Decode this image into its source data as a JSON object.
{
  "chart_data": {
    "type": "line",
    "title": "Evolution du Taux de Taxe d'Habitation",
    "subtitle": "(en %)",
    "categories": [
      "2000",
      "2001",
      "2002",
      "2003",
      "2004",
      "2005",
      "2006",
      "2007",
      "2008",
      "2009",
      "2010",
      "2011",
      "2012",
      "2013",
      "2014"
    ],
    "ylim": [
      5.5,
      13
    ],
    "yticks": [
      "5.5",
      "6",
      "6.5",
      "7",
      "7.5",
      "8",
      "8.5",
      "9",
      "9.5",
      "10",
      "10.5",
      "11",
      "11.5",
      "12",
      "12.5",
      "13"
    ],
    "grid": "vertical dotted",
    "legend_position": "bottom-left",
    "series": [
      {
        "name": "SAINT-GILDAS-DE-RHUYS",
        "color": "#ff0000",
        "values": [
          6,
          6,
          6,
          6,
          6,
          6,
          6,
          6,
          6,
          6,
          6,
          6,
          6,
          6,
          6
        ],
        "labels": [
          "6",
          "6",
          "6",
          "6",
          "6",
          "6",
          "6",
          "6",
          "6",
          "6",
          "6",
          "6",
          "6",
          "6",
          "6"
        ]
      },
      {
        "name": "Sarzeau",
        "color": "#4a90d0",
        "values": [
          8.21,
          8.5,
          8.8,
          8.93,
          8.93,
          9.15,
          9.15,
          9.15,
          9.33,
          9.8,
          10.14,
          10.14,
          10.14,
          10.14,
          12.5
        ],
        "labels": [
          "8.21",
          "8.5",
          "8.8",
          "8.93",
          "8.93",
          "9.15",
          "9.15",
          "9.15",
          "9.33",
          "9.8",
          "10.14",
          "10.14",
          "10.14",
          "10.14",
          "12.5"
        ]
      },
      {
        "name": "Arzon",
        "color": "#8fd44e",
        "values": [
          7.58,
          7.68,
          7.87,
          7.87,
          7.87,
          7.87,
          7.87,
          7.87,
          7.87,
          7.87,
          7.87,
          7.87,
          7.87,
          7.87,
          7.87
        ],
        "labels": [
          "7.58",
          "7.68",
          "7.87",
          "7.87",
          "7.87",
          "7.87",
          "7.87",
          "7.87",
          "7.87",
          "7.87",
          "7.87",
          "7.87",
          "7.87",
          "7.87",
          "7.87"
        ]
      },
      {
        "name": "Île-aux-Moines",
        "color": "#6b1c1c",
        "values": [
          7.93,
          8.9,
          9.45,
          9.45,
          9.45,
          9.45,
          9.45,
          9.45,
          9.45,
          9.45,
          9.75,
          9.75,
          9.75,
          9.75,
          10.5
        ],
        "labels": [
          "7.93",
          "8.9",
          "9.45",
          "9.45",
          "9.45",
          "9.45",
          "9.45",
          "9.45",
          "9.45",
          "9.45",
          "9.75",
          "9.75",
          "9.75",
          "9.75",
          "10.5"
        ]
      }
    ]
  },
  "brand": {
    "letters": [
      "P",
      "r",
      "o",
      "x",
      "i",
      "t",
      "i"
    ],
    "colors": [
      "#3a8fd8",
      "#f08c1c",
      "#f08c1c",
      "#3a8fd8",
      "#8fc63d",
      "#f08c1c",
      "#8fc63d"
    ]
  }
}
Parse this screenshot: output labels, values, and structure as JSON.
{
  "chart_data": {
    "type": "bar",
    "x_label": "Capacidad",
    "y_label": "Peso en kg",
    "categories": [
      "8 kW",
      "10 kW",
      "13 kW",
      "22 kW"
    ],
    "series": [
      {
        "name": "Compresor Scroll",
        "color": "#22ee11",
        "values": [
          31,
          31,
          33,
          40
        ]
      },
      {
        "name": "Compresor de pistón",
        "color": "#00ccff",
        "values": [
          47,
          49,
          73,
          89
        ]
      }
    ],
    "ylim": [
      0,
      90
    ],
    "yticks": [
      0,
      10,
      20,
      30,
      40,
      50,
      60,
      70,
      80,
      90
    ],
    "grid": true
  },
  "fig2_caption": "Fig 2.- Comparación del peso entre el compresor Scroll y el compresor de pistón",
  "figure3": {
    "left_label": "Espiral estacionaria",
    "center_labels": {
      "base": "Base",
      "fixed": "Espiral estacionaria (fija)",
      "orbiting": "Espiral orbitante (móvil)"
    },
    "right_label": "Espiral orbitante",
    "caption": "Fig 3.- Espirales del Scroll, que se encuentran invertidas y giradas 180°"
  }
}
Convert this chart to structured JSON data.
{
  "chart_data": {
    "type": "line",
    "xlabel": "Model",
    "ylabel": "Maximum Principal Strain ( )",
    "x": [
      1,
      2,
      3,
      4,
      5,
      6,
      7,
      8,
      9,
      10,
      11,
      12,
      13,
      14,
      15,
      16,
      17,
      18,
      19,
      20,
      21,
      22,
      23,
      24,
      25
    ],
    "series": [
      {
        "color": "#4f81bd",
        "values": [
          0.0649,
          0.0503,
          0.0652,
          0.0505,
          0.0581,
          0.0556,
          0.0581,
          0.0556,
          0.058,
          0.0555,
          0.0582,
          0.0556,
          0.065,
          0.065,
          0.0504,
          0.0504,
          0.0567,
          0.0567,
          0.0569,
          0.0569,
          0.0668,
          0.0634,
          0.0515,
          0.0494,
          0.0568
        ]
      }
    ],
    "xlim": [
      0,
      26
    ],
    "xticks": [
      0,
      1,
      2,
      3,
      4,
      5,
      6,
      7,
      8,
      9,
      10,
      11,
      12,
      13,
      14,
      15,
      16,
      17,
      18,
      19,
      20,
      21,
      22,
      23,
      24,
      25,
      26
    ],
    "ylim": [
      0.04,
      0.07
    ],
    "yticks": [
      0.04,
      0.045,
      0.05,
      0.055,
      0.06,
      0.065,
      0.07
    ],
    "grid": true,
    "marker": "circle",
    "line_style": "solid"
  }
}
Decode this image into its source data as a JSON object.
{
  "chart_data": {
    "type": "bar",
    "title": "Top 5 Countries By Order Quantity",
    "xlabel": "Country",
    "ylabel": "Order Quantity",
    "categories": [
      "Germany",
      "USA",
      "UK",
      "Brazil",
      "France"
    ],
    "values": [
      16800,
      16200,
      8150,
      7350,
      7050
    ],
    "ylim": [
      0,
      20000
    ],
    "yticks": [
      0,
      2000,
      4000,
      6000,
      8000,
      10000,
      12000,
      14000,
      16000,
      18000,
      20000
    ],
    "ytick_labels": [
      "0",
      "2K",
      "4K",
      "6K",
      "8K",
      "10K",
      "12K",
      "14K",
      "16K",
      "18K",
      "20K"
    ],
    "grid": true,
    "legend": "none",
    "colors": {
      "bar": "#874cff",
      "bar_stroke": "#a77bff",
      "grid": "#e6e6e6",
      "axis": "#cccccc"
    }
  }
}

****

• [PROBLEM] Tally the lines in these entries that have the string "orbitante" in them, then answer with the count and nothing else.

• [ANSWER TO THE EXERCISE] 2